Written request -
Sift the material for lines containing "color", and return them.

(Figure data in JSON)
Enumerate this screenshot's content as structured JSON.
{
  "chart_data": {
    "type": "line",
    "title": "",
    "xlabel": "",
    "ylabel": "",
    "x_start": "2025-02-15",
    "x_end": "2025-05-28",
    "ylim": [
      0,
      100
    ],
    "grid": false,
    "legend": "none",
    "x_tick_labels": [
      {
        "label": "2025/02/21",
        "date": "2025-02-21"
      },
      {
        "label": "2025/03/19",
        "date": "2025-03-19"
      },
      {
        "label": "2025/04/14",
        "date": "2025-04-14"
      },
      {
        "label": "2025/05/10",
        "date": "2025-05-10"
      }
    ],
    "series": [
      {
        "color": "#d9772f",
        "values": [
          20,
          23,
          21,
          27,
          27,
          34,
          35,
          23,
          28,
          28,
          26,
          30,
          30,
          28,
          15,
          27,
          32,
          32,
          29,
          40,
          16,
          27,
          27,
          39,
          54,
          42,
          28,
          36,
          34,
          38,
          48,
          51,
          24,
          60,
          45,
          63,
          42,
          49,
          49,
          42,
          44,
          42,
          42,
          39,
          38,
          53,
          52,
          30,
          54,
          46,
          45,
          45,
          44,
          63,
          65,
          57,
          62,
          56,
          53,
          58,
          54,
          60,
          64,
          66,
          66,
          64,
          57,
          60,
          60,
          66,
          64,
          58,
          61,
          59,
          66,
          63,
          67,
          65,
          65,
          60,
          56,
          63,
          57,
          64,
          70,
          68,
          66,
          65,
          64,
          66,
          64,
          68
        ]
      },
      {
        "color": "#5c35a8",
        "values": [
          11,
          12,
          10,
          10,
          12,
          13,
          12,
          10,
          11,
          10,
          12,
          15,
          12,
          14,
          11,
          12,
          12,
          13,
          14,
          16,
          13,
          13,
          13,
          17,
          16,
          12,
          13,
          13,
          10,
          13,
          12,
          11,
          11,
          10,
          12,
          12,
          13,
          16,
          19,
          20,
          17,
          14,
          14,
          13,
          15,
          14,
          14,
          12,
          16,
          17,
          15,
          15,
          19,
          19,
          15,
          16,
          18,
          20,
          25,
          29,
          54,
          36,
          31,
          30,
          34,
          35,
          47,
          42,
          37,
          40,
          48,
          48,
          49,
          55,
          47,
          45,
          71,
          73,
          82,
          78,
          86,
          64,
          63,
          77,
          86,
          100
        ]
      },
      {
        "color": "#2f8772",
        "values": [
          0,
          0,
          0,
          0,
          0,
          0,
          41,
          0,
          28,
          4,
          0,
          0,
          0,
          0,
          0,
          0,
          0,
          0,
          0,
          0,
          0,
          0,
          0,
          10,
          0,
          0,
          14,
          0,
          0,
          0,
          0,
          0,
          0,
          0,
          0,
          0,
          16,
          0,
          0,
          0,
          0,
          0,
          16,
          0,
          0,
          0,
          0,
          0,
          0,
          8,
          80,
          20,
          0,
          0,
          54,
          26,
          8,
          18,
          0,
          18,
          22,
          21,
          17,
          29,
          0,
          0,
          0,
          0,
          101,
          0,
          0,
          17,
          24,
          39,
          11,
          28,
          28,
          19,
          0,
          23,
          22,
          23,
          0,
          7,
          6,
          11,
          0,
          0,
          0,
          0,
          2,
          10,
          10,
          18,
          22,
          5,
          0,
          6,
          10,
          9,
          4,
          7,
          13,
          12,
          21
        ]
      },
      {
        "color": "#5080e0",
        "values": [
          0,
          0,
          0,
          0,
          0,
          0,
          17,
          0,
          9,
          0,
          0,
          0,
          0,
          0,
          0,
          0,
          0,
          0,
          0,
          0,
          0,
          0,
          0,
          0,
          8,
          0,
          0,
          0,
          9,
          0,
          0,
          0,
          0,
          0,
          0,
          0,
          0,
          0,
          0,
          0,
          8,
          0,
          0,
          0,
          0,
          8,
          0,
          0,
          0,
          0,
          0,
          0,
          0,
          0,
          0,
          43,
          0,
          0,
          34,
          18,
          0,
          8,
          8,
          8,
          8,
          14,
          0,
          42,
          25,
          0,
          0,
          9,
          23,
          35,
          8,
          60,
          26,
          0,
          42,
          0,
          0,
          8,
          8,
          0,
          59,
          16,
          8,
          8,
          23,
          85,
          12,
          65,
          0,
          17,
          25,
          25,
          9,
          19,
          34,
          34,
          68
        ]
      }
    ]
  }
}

Correct answer -
        "color": "#d9772f",
        "color": "#5c35a8",
        "color": "#2f8772",
        "color": "#5080e0",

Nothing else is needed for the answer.